▶ _Given problem_: Identify, in the records below, every line where the string "一般資助學費" appears, and copy each such line.

Stored records:
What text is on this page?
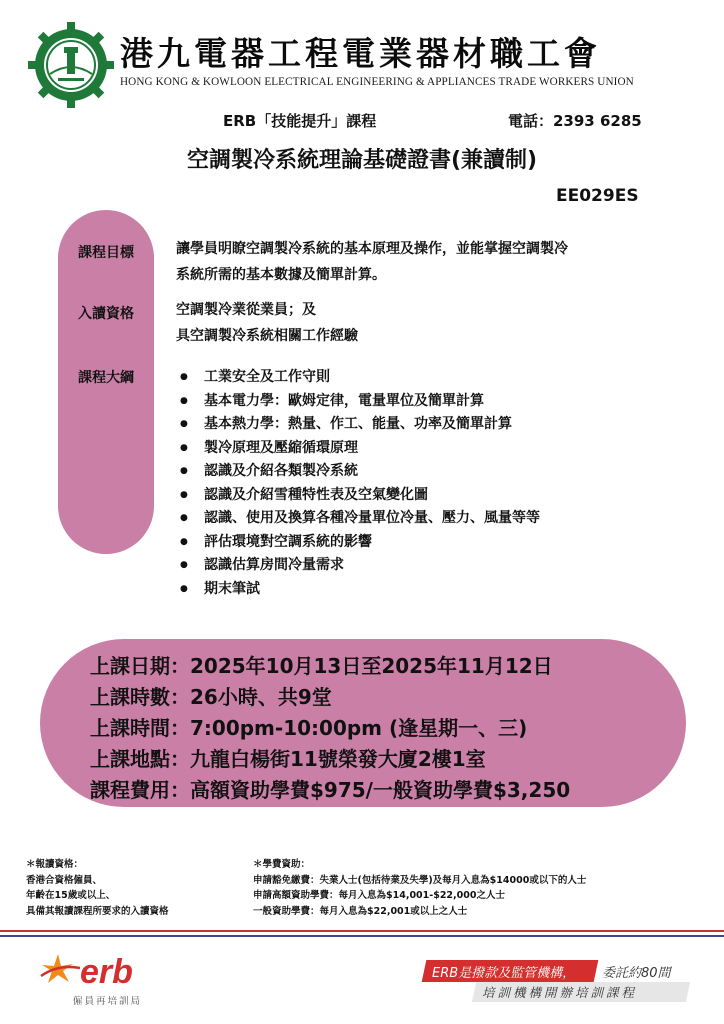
港九電器工程電業器材職工會
HONG KONG & KOWLOON ELECTRICAL ENGINEERING & APPLIANCES TRADE WORKERS UNION
ERB「技能提升」課程	電話：2393 6285
空調製冷系統理論基礎證書(兼讀制)
EE029ES
課程目標	讓學員明瞭空調製冷系統的基本原理及操作，並能掌握空調製冷
系統所需的基本數據及簡單計算。
入讀資格	空調製冷業從業員；及
具空調製冷系統相關工作經驗
課程大綱
●	工業安全及工作守則
● 基本電力學：歐姆定律，電量單位及簡單計算
● 基本熱力學：熱量、作工、能量、功率及簡單計算
● 製冷原理及壓縮循環原理
● 認識及介紹各類製冷系統
● 認識及介紹雪種特性表及空氣變化圖
● 認識、使用及換算各種冷量單位冷量、壓力、風量等等
● 評估環境對空調系統的影響
● 認識估算房間冷量需求
● 期末筆試
上課日期：2025年10月13日至2025年11月12日
上課時數：26小時、共9堂
上課時間：7:00pm-10:00pm (逢星期一、三)
上課地點：九龍白楊街11號榮發大廈2樓1室
課程費用：高額資助學費$975/一般資助學費$3,250
＊報讀資格：
香港合資格僱員、
年齡在15歲或以上、
具備其報讀課程所要求的入讀資格
＊學費資助：
申請豁免繳費：失業人士(包括待業及失學)及每月入息為$14000或以下的人士
申請高額資助學費：每月入息為$14,001-$22,000之人士
一般資助學費：每月入息為$22,001或以上之人士
erb
僱員再培訓局
ERB是撥款及監管機構， 委託約80間
培訓機構開辦培訓課程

▶ _In response_:
課程費用：高額資助學費$975/一般資助學費$3,250
一般資助學費：每月入息為$22,001或以上之人士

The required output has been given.